● Aim
Which lines contain the word "maja"? Return each of them as written.

● Data for the task
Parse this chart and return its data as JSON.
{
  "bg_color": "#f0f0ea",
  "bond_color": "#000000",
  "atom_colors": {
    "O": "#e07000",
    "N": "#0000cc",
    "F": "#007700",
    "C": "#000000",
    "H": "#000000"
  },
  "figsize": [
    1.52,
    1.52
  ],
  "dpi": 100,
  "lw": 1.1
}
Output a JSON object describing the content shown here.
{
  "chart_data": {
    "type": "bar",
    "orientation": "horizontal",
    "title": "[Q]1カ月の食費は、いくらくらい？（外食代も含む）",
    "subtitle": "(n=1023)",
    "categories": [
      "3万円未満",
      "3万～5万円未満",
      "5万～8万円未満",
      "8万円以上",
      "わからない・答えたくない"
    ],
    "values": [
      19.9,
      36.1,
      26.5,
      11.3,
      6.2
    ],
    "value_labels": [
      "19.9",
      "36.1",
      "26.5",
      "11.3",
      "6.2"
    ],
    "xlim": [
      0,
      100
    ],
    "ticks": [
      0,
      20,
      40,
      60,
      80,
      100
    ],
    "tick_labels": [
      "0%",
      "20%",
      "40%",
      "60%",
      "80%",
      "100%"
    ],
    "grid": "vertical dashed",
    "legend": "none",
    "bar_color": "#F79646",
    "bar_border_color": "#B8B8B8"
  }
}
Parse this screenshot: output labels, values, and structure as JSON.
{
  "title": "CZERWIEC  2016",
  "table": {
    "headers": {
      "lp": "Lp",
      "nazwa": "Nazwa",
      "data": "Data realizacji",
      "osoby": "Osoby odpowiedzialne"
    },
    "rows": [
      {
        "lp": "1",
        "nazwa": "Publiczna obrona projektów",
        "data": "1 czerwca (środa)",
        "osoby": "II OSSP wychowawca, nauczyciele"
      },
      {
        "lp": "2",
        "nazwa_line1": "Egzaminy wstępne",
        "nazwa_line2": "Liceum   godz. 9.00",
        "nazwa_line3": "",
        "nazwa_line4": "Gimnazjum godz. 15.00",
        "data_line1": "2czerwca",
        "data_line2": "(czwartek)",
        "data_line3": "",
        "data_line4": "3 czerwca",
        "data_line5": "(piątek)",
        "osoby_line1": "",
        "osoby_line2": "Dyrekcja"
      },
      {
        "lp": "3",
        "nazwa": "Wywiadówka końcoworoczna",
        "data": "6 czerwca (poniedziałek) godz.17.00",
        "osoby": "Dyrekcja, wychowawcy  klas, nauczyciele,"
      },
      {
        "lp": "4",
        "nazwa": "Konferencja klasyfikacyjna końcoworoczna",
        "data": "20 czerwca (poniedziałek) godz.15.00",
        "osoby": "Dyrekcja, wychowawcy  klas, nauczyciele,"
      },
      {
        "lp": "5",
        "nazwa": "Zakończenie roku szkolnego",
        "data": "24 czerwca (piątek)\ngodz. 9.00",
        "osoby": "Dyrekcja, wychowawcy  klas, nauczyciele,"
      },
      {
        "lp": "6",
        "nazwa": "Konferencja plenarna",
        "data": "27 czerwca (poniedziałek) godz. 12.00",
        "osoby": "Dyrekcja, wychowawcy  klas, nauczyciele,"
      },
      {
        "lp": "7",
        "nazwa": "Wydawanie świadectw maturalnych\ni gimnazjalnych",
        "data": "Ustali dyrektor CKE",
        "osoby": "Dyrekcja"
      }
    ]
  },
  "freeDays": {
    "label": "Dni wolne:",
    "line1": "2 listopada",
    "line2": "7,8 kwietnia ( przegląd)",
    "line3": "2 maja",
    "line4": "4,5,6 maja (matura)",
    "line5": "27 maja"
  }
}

● Answer to the problem
    "line3": "2 maja",
    "line4": "4,5,6 maja (matura)",
    "line5": "27 maja"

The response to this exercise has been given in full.